**SET EXERCISE**: In the passage on CNC and bench-made fishing reels, which CNC'd reels gained value the way bench reels do?

**TEXT PASSAGE**:

·····

Collectors will not see a CNC reel as valuable as a bench item as volumes are much higher and it's not seen as difficult if cut out by a computer controlled machine - even though there may be a lot of hand finishing required to get it to the production stage. Top/mid price range CNC'd reels would also be in competition with the cheaper Asian CNC'd reels which IMHO is a losing battle; so bench makers are now ironically (if they make it) more future proofed and provide a natural way of separating themselves from the crowd.
Charltons are one of the few CNC'd reels (the original) whose value increased like bench reels, but I guess that production had stopped on those and he has now passed away so that numbers are finite.

·····

**COLLECTED DATA**:
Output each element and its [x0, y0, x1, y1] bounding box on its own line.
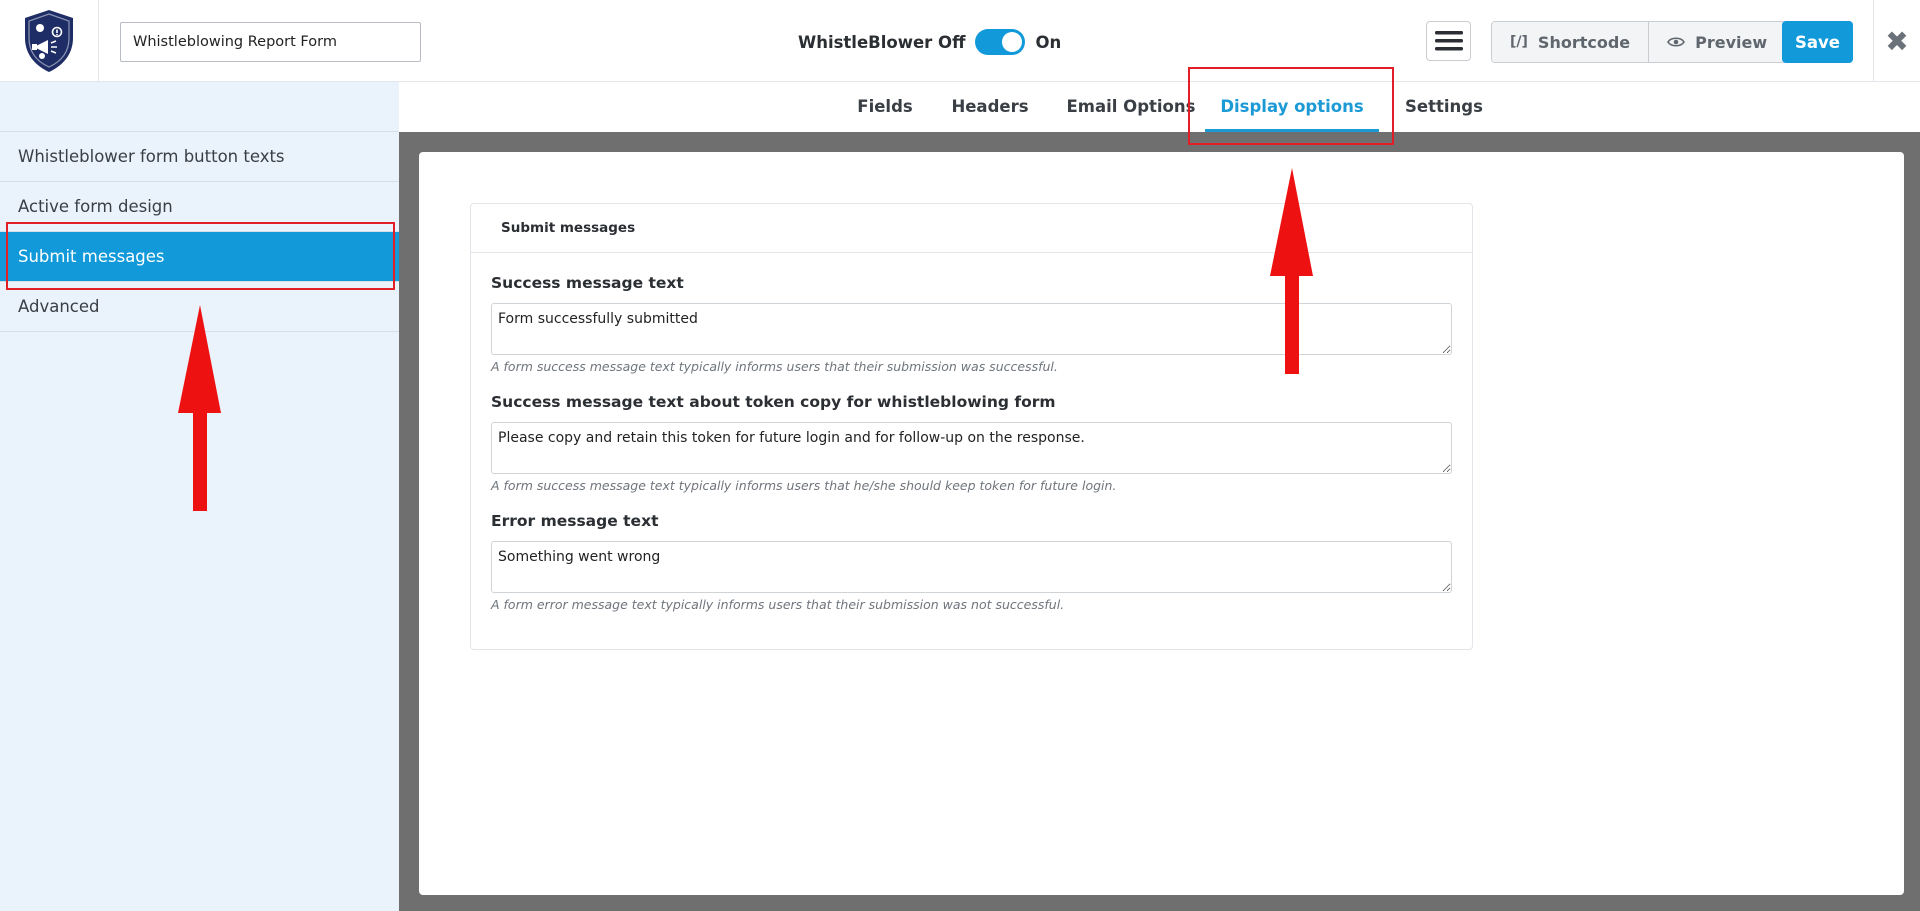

·····

**TASK RESULT**: Charltons